**PROBLEMS TO SOLVE:**
1. List every time of day and every length of time given in the passage about the boarding of Pat O'Donnell's fishing boat.
2. According to the passage about the Erris area, who was held with Pat O'Donnell in the wheelhouse of his boat?
3. Continue the passage about the Erris area from the point where it stops.

**TEXT:**
☆ ☆ ☆
Pat later put out an account on indymedia which included “Pat O’Donnell’s fishing boat was boarded by four masked men, two of whom were armed, at approximately two o clock this morning whilst out at sea laying pots. The two armed men held Mr O’Donnell and his crewman Martin McDonnell in the wheelhouse of the boat while another two went below deck for 20 minutes. These men returned to the deck and the two crew members were held for one and a half hours until the engine went out. At this point the masked men alighted onto an unknown vessel that took them away. None of the men spoke good English. Mr O’Donnell went down to the engine room and realised that the boat was sinking.” [20]

One aspect of the special forces training described by SoA Watch falls under the heading ‘motivation by fear’. This would seem a reasonable term to describe some of the events in the Erris area, many locals are on record as being afraid of the various mysterious forces active in and around the area. They haven’t managed to get clear answers about who has been seen filming them (and their children). The limited media coverage of their fears has tended to ridicule them as being unreasonable, when you look at the big picture it becomes clear their fears are very reasonable indeed.
☆ ☆ ☆
**ITEMS:**
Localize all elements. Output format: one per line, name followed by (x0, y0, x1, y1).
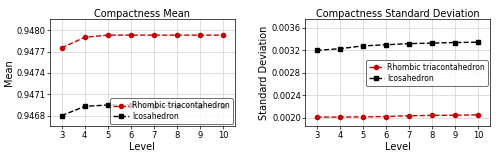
Rhombic triacontahedron (220, 34, 226, 36)
Rhombic triacontahedron (151, 34, 157, 36)
X-axis label: Level: Level (130, 142, 156, 152)
Icosahedron (197, 105, 203, 107)
Y-axis label: Mean: Mean (4, 59, 14, 86)
Rhombic triacontahedron (429, 114, 435, 116)
Rhombic triacontahedron (128, 34, 134, 36)
Rhombic triacontahedron (337, 116, 343, 118)
Title: Compactness Mean: Compactness Mean (94, 9, 190, 19)
Rhombic triacontahedron (383, 116, 389, 117)
Icosahedron (406, 43, 412, 45)
Icosahedron (452, 41, 458, 43)
Line: Icosahedron: Icosahedron (60, 103, 226, 118)
X-axis label: Level: Level (384, 142, 410, 152)
Rhombic triacontahedron (452, 114, 458, 116)
Icosahedron (337, 48, 343, 50)
Line: Rhombic triacontahedron: Rhombic triacontahedron (60, 33, 226, 50)
Icosahedron (105, 104, 111, 106)
Icosahedron (128, 104, 134, 106)
Icosahedron (58, 115, 64, 117)
Icosahedron (314, 49, 320, 51)
Rhombic triacontahedron (58, 47, 64, 49)
Y-axis label: Standard Deviation: Standard Deviation (259, 26, 269, 120)
Rhombic triacontahedron (360, 116, 366, 118)
Rhombic triacontahedron (105, 34, 111, 36)
Icosahedron (151, 105, 157, 107)
Rhombic triacontahedron (174, 34, 180, 36)
Icosahedron (82, 105, 87, 107)
Icosahedron (429, 42, 435, 44)
Icosahedron (383, 44, 389, 46)
Rhombic triacontahedron (314, 116, 320, 118)
Line: Rhombic triacontahedron: Rhombic triacontahedron (314, 113, 480, 119)
Icosahedron (476, 41, 482, 43)
Legend: Rhombic triacontahedron, Icosahedron: Rhombic triacontahedron, Icosahedron (110, 98, 232, 124)
Rhombic triacontahedron (476, 114, 482, 116)
Rhombic triacontahedron (82, 36, 87, 38)
Icosahedron (174, 105, 180, 107)
Icosahedron (360, 45, 366, 47)
Rhombic triacontahedron (406, 115, 412, 117)
Legend: Rhombic triacontahedron, Icosahedron: Rhombic triacontahedron, Icosahedron (366, 60, 488, 86)
Line: Icosahedron: Icosahedron (314, 40, 480, 52)
Title: Compactness Standard Deviation: Compactness Standard Deviation (316, 9, 480, 19)
Rhombic triacontahedron (197, 34, 203, 36)
Icosahedron (220, 105, 226, 107)
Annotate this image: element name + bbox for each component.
☆ ☆ ☆
**RESPONSES BY TASK:**
1.
- approximately two o'clock in the morning
- 20 minutes
- one and a half hours

2. His crewman, Martin McDonnell.

3.
What was going on in Bolivia?

Dwyer’s mission appears to have been to help spark a civil war that would lead to the secession of the Santa Cruz region from the rest of Bolivia. Much of the mineral wealth, including the gas of Bolivia is in the Santa Cruz region. Bolivia is currently ruled by Evo Morales, a radical president who was swept to power on the back of a massive social movement and who then part nationalized the gas industry including Shell’s pipeline. It is possible the secession of Santa Cruz would see the rise of politicians more compliant with the interests of international energy corporations like Shell. More in other words like the sort of politicians that gave Shell the gas royalties for free in Ireland.

Branco Marinkowitz is the politician and large business owner who has been identified in the Bolivian and international press as the main leader of the secessionist movement. Marinkowitz is a founder (and president) of the secessionist Council of Santa Cruz. Shell’s connection with Marinkowitz is through that pipeline company that Shell also owned 25% of until it was nationalized. four months before Dwyer and the others left the Shell compound in Glengad, Erris.

The Irish mainstream media have almost universally tired to paint Dwyer as an innocent abroad, at worst a Walter Mitty type character caught up in a situation he didn’t understand. Minister Micheal Martin initially played the same game before going quiet once more details started to emerge from Bolivia. We’ll look at Dwyer’s involvement in detail in a while but let there be no doubt that those he was working with were dangerous people.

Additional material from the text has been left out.